== Brief ==
Each line below should be quoted exactly, please.

Saved data entries
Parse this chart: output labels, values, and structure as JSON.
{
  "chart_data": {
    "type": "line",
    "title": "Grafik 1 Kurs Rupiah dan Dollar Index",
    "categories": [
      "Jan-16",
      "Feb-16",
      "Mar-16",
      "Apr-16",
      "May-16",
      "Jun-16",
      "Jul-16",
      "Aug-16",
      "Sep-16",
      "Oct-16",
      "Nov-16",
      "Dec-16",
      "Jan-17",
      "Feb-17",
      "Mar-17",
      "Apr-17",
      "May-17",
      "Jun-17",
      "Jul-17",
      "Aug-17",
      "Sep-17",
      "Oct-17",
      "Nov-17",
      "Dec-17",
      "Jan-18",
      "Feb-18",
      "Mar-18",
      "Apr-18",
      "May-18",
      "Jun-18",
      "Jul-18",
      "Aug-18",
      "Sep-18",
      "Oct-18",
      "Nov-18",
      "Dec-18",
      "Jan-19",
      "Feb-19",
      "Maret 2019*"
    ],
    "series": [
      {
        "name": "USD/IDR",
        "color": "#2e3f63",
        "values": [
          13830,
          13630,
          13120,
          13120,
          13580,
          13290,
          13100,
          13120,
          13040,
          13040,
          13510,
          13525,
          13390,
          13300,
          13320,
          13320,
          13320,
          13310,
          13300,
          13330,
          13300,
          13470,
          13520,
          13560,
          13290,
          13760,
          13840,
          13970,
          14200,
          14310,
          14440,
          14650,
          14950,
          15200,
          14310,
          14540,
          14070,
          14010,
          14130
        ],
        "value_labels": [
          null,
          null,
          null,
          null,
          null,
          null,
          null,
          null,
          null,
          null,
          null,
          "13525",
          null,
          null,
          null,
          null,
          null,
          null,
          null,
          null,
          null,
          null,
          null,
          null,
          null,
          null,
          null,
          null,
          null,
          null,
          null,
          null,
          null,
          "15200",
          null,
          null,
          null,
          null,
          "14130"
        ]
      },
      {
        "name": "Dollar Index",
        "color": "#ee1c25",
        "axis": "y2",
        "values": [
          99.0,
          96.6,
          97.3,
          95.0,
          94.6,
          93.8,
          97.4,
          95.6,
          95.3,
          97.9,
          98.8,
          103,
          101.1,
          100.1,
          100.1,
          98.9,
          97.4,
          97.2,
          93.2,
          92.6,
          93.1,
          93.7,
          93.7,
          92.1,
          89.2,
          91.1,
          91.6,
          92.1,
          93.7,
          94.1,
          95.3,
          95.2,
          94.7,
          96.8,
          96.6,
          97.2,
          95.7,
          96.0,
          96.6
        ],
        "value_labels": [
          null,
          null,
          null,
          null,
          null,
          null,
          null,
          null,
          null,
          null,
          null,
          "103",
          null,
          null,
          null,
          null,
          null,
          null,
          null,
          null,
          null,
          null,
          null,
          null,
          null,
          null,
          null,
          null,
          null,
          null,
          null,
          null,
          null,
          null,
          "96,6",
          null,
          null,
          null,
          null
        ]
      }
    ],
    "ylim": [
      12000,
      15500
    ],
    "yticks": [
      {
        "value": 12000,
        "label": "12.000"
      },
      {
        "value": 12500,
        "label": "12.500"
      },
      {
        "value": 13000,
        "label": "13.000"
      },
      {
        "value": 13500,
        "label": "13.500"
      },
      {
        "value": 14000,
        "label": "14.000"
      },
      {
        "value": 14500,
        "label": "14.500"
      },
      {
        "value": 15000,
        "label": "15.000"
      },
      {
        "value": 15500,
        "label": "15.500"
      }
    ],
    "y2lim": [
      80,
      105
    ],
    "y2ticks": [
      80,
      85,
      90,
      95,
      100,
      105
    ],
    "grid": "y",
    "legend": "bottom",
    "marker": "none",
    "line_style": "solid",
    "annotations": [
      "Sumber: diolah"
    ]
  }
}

== In response ==
Parse this chart: output labels, values, and structure as JSON.
{
  "chart_data": {
    "type": "line",
    "title": "Grafik 1 Kurs Rupiah dan Dollar Index",
    "categories": [
      "Jan-16",
      "Feb-16",
      "Mar-16",
      "Apr-16",
      "May-16",
      "Jun-16",
      "Jul-16",
      "Aug-16",
      "Sep-16",
      "Oct-16",
      "Nov-16",
      "Dec-16",
      "Jan-17",
      "Feb-17",
      "Mar-17",
      "Apr-17",
      "May-17",
      "Jun-17",
      "Jul-17",
      "Aug-17",
      "Sep-17",
      "Oct-17",
      "Nov-17",
      "Dec-17",
      "Jan-18",
      "Feb-18",
      "Mar-18",
      "Apr-18",
      "May-18",
      "Jun-18",
      "Jul-18",
      "Aug-18",
      "Sep-18",
      "Oct-18",
      "Nov-18",
      "Dec-18",
      "Jan-19",
      "Feb-19",
      "Maret 2019*"
    ],
    "series": [
      {
        "name": "USD/IDR",
        "color": "#2e3f63",
        "values": [
          13830,
          13630,
          13120,
          13120,
          13580,
          13290,
          13100,
          13120,
          13040,
          13040,
          13510,
          13525,
          13390,
          13300,
          13320,
          13320,
          13320,
          13310,
          13300,
          13330,
          13300,
          13470,
          13520,
          13560,
          13290,
          13760,
          13840,
          13970,
          14200,
          14310,
          14440,
          14650,
          14950,
          15200,
          14310,
          14540,
          14070,
          14010,
          14130
        ],
        "value_labels": [
          null,
          null,
          null,
          null,
          null,
          null,
          null,
          null,
          null,
          null,
          null,
          "13525",
          null,
          null,
          null,
          null,
          null,
          null,
          null,
          null,
          null,
          null,
          null,
          null,
          null,
          null,
          null,
          null,
          null,
          null,
          null,
          null,
          null,
          "15200",
          null,
          null,
          null,
          null,
          "14130"
        ]
      },
      {
        "name": "Dollar Index",
        "color": "#ee1c25",
        "axis": "y2",
        "values": [
          99.0,
          96.6,
          97.3,
          95.0,
          94.6,
          93.8,
          97.4,
          95.6,
          95.3,
          97.9,
          98.8,
          103,
          101.1,
          100.1,
          100.1,
          98.9,
          97.4,
          97.2,
          93.2,
          92.6,
          93.1,
          93.7,
          93.7,
          92.1,
          89.2,
          91.1,
          91.6,
          92.1,
          93.7,
          94.1,
          95.3,
          95.2,
          94.7,
          96.8,
          96.6,
          97.2,
          95.7,
          96.0,
          96.6
        ],
        "value_labels": [
          null,
          null,
          null,
          null,
          null,
          null,
          null,
          null,
          null,
          null,
          null,
          "103",
          null,
          null,
          null,
          null,
          null,
          null,
          null,
          null,
          null,
          null,
          null,
          null,
          null,
          null,
          null,
          null,
          null,
          null,
          null,
          null,
          null,
          null,
          "96,6",
          null,
          null,
          null,
          null
        ]
      }
    ],
    "ylim": [
      12000,
      15500
    ],
    "yticks": [
      {
        "value": 12000,
        "label": "12.000"
      },
      {
        "value": 12500,
        "label": "12.500"
      },
      {
        "value": 13000,
        "label": "13.000"
      },
      {
        "value": 13500,
        "label": "13.500"
      },
      {
        "value": 14000,
        "label": "14.000"
      },
      {
        "value": 14500,
        "label": "14.500"
      },
      {
        "value": 15000,
        "label": "15.000"
      },
      {
        "value": 15500,
        "label": "15.500"
      }
    ],
    "y2lim": [
      80,
      105
    ],
    "y2ticks": [
      80,
      85,
      90,
      95,
      100,
      105
    ],
    "grid": "y",
    "legend": "bottom",
    "marker": "none",
    "line_style": "solid",
    "annotations": [
      "Sumber: diolah"
    ]
  }
}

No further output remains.